→ EXERCISE AIM: Using the entries that follow, count the lines containing the word "name" and give that number by itself.

→ INPUT DATA:
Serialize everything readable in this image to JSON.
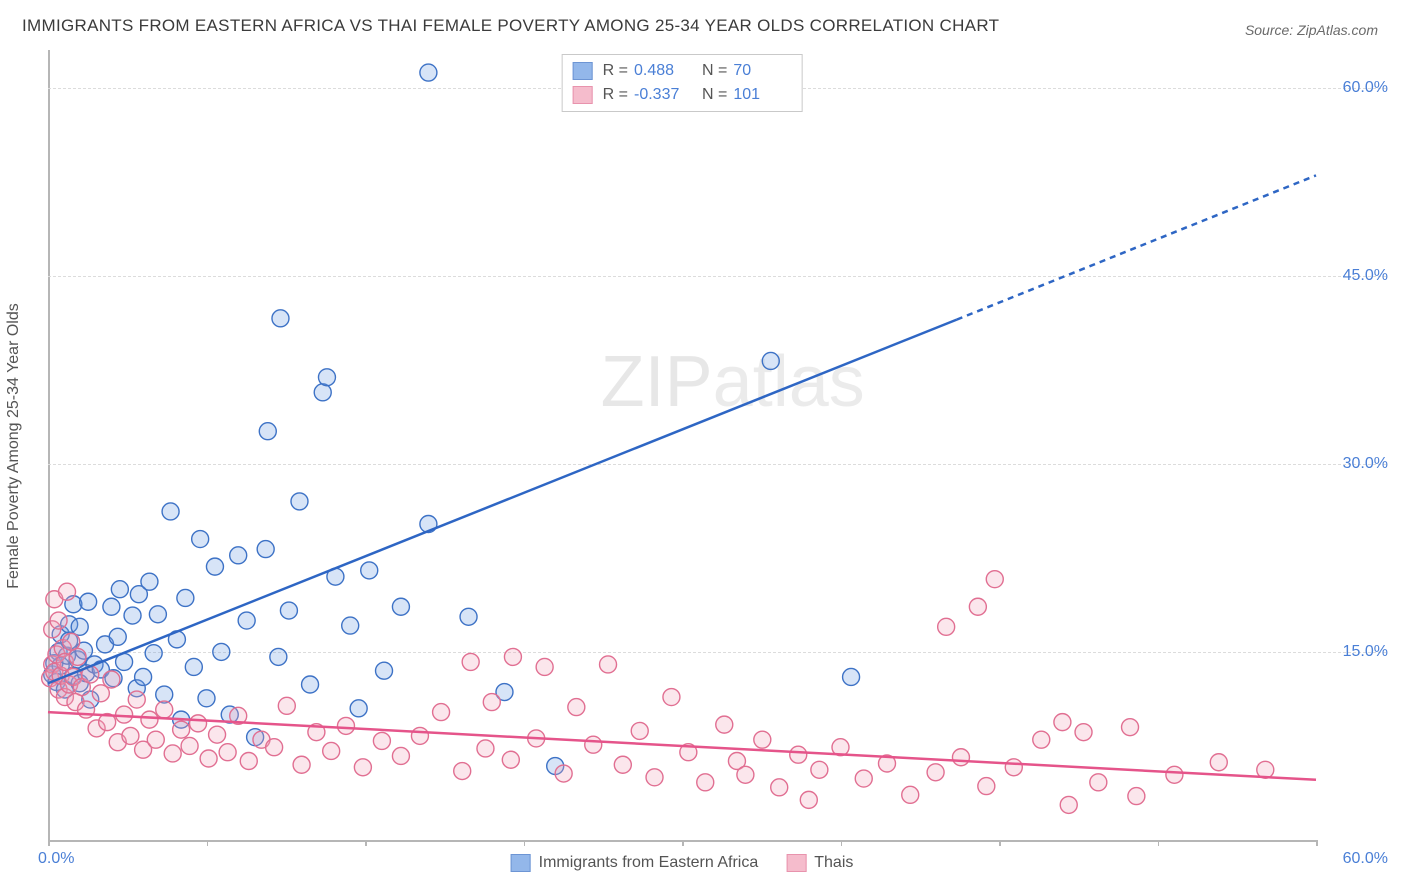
{
  "title": "IMMIGRANTS FROM EASTERN AFRICA VS THAI FEMALE POVERTY AMONG 25-34 YEAR OLDS CORRELATION CHART",
  "source_label": "Source: ZipAtlas.com",
  "ylabel": "Female Poverty Among 25-34 Year Olds",
  "watermark_a": "ZIP",
  "watermark_b": "atlas",
  "chart": {
    "type": "scatter",
    "background_color": "#ffffff",
    "grid_color": "#dcdcdc",
    "axis_color": "#b6b6b6",
    "tick_color": "#4a7fd6",
    "xlim": [
      0,
      60
    ],
    "ylim": [
      0,
      63
    ],
    "xticks": [
      0,
      15,
      30,
      45,
      60
    ],
    "xticks_minor": [
      7.5,
      22.5,
      37.5,
      52.5
    ],
    "yticks": [
      15,
      30,
      45,
      60
    ],
    "xtick_labels": {
      "left": "0.0%",
      "right": "60.0%"
    },
    "ytick_labels": [
      "15.0%",
      "30.0%",
      "45.0%",
      "60.0%"
    ],
    "marker_radius": 8.5,
    "marker_stroke_width": 1.4,
    "marker_fill_opacity": 0.28,
    "trend_line_width": 2.5,
    "trend_dash": "6,5"
  },
  "series": [
    {
      "name": "Immigrants from Eastern Africa",
      "color": "#6f9fe3",
      "stroke": "#3d72c6",
      "line_color": "#2e66c4",
      "R": "0.488",
      "N": "70",
      "trend": {
        "x1": 0,
        "y1": 12.5,
        "x2": 43,
        "y2": 41.5,
        "x_dash_to": 60,
        "y_dash_to": 53
      },
      "points": [
        [
          0.2,
          13.2
        ],
        [
          0.3,
          14.1
        ],
        [
          0.4,
          12.6
        ],
        [
          0.5,
          15.0
        ],
        [
          0.6,
          13.9
        ],
        [
          0.6,
          16.4
        ],
        [
          0.8,
          12.0
        ],
        [
          0.9,
          14.7
        ],
        [
          1.0,
          15.9
        ],
        [
          1.0,
          17.2
        ],
        [
          1.2,
          13.1
        ],
        [
          1.2,
          18.8
        ],
        [
          1.4,
          14.4
        ],
        [
          1.5,
          12.5
        ],
        [
          1.5,
          17.0
        ],
        [
          1.7,
          15.1
        ],
        [
          1.8,
          13.3
        ],
        [
          1.9,
          19.0
        ],
        [
          2.0,
          11.2
        ],
        [
          2.2,
          14.0
        ],
        [
          2.5,
          13.6
        ],
        [
          2.7,
          15.6
        ],
        [
          3.0,
          18.6
        ],
        [
          3.1,
          12.9
        ],
        [
          3.3,
          16.2
        ],
        [
          3.4,
          20.0
        ],
        [
          3.6,
          14.2
        ],
        [
          4.0,
          17.9
        ],
        [
          4.2,
          12.1
        ],
        [
          4.3,
          19.6
        ],
        [
          4.5,
          13.0
        ],
        [
          4.8,
          20.6
        ],
        [
          5.0,
          14.9
        ],
        [
          5.2,
          18.0
        ],
        [
          5.5,
          11.6
        ],
        [
          5.8,
          26.2
        ],
        [
          6.1,
          16.0
        ],
        [
          6.3,
          9.6
        ],
        [
          6.5,
          19.3
        ],
        [
          6.9,
          13.8
        ],
        [
          7.2,
          24.0
        ],
        [
          7.5,
          11.3
        ],
        [
          7.9,
          21.8
        ],
        [
          8.2,
          15.0
        ],
        [
          8.6,
          10.0
        ],
        [
          9.0,
          22.7
        ],
        [
          9.4,
          17.5
        ],
        [
          9.8,
          8.2
        ],
        [
          10.3,
          23.2
        ],
        [
          10.4,
          32.6
        ],
        [
          10.9,
          14.6
        ],
        [
          11.0,
          41.6
        ],
        [
          11.4,
          18.3
        ],
        [
          11.9,
          27.0
        ],
        [
          12.4,
          12.4
        ],
        [
          13.0,
          35.7
        ],
        [
          13.2,
          36.9
        ],
        [
          13.6,
          21.0
        ],
        [
          14.3,
          17.1
        ],
        [
          14.7,
          10.5
        ],
        [
          15.2,
          21.5
        ],
        [
          15.9,
          13.5
        ],
        [
          16.7,
          18.6
        ],
        [
          18.0,
          61.2
        ],
        [
          18.0,
          25.2
        ],
        [
          19.9,
          17.8
        ],
        [
          21.6,
          11.8
        ],
        [
          24.0,
          5.9
        ],
        [
          34.2,
          38.2
        ],
        [
          38.0,
          13.0
        ]
      ]
    },
    {
      "name": "Thais",
      "color": "#f2a6bb",
      "stroke": "#e16f92",
      "line_color": "#e5548a",
      "R": "-0.337",
      "N": "101",
      "trend": {
        "x1": 0,
        "y1": 10.2,
        "x2": 60,
        "y2": 4.8,
        "x_dash_to": 60,
        "y_dash_to": 4.8
      },
      "points": [
        [
          0.1,
          12.9
        ],
        [
          0.2,
          14.0
        ],
        [
          0.2,
          16.8
        ],
        [
          0.3,
          13.4
        ],
        [
          0.3,
          19.2
        ],
        [
          0.4,
          14.8
        ],
        [
          0.5,
          12.0
        ],
        [
          0.5,
          17.5
        ],
        [
          0.6,
          13.1
        ],
        [
          0.7,
          15.3
        ],
        [
          0.8,
          11.4
        ],
        [
          0.8,
          14.2
        ],
        [
          0.9,
          19.8
        ],
        [
          1.0,
          12.4
        ],
        [
          1.1,
          15.8
        ],
        [
          1.2,
          13.0
        ],
        [
          1.3,
          11.0
        ],
        [
          1.4,
          14.6
        ],
        [
          1.6,
          12.2
        ],
        [
          1.8,
          10.4
        ],
        [
          2.0,
          13.2
        ],
        [
          2.3,
          8.9
        ],
        [
          2.5,
          11.7
        ],
        [
          2.8,
          9.4
        ],
        [
          3.0,
          12.8
        ],
        [
          3.3,
          7.8
        ],
        [
          3.6,
          10.0
        ],
        [
          3.9,
          8.3
        ],
        [
          4.2,
          11.2
        ],
        [
          4.5,
          7.2
        ],
        [
          4.8,
          9.6
        ],
        [
          5.1,
          8.0
        ],
        [
          5.5,
          10.4
        ],
        [
          5.9,
          6.9
        ],
        [
          6.3,
          8.8
        ],
        [
          6.7,
          7.5
        ],
        [
          7.1,
          9.3
        ],
        [
          7.6,
          6.5
        ],
        [
          8.0,
          8.4
        ],
        [
          8.5,
          7.0
        ],
        [
          9.0,
          9.9
        ],
        [
          9.5,
          6.3
        ],
        [
          10.1,
          8.0
        ],
        [
          10.7,
          7.4
        ],
        [
          11.3,
          10.7
        ],
        [
          12.0,
          6.0
        ],
        [
          12.7,
          8.6
        ],
        [
          13.4,
          7.1
        ],
        [
          14.1,
          9.1
        ],
        [
          14.9,
          5.8
        ],
        [
          15.8,
          7.9
        ],
        [
          16.7,
          6.7
        ],
        [
          17.6,
          8.3
        ],
        [
          18.6,
          10.2
        ],
        [
          19.6,
          5.5
        ],
        [
          20.0,
          14.2
        ],
        [
          20.7,
          7.3
        ],
        [
          21.0,
          11.0
        ],
        [
          21.9,
          6.4
        ],
        [
          22.0,
          14.6
        ],
        [
          23.1,
          8.1
        ],
        [
          23.5,
          13.8
        ],
        [
          24.4,
          5.3
        ],
        [
          25.0,
          10.6
        ],
        [
          25.8,
          7.6
        ],
        [
          26.5,
          14.0
        ],
        [
          27.2,
          6.0
        ],
        [
          28.0,
          8.7
        ],
        [
          28.7,
          5.0
        ],
        [
          29.5,
          11.4
        ],
        [
          30.3,
          7.0
        ],
        [
          31.1,
          4.6
        ],
        [
          32.0,
          9.2
        ],
        [
          32.6,
          6.3
        ],
        [
          33.0,
          5.2
        ],
        [
          33.8,
          8.0
        ],
        [
          34.6,
          4.2
        ],
        [
          35.5,
          6.8
        ],
        [
          36.0,
          3.2
        ],
        [
          36.5,
          5.6
        ],
        [
          37.5,
          7.4
        ],
        [
          38.6,
          4.9
        ],
        [
          39.7,
          6.1
        ],
        [
          40.8,
          3.6
        ],
        [
          42.0,
          5.4
        ],
        [
          42.5,
          17.0
        ],
        [
          43.2,
          6.6
        ],
        [
          44.0,
          18.6
        ],
        [
          44.4,
          4.3
        ],
        [
          44.8,
          20.8
        ],
        [
          45.7,
          5.8
        ],
        [
          47.0,
          8.0
        ],
        [
          48.0,
          9.4
        ],
        [
          48.3,
          2.8
        ],
        [
          49.0,
          8.6
        ],
        [
          49.7,
          4.6
        ],
        [
          51.2,
          9.0
        ],
        [
          51.5,
          3.5
        ],
        [
          53.3,
          5.2
        ],
        [
          55.4,
          6.2
        ],
        [
          57.6,
          5.6
        ]
      ]
    }
  ],
  "legend_stat_labels": {
    "R": "R  =",
    "N": "N  ="
  }
}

→ CORRECT RESULT: 2